§ Input rows
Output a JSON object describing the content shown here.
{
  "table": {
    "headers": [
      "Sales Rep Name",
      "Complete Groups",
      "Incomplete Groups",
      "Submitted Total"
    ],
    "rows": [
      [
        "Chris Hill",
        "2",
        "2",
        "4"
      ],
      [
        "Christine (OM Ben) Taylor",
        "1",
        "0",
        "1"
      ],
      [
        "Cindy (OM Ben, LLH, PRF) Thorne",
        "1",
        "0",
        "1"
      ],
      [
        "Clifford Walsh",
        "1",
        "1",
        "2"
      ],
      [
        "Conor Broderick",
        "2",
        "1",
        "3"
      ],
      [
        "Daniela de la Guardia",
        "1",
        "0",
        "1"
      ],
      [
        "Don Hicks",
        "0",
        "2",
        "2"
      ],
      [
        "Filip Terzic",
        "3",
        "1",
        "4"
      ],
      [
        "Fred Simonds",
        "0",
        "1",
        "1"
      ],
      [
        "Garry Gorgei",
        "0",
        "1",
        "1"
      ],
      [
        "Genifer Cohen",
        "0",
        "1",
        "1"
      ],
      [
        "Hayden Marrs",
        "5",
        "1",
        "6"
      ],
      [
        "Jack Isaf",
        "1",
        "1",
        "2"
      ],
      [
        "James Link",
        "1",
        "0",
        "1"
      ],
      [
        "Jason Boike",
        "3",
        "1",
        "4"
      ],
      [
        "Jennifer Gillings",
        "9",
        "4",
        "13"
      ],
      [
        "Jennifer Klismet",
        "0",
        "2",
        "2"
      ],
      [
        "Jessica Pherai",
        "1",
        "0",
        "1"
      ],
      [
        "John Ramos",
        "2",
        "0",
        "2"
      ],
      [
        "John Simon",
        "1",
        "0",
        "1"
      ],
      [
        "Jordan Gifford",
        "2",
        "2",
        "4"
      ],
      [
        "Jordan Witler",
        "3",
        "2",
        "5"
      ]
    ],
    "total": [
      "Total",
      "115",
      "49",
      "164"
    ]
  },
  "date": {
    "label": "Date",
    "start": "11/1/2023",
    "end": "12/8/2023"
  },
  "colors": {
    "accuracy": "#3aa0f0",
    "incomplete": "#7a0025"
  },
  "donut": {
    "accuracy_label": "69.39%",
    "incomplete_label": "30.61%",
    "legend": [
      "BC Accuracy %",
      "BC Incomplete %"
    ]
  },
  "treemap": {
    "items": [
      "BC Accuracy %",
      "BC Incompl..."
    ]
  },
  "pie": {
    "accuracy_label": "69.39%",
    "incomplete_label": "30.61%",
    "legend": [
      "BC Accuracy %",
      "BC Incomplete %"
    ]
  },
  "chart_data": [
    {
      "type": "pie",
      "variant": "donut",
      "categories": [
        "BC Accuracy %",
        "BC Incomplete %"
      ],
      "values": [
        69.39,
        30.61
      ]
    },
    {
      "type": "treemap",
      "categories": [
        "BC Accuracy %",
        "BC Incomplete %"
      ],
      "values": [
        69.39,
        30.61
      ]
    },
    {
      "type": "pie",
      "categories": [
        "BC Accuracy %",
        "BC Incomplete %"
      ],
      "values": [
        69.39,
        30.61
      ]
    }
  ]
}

§ Exercise task
Give the number of lines in the material above that have the word "Groups" in them, and nothing more.

§ Response
2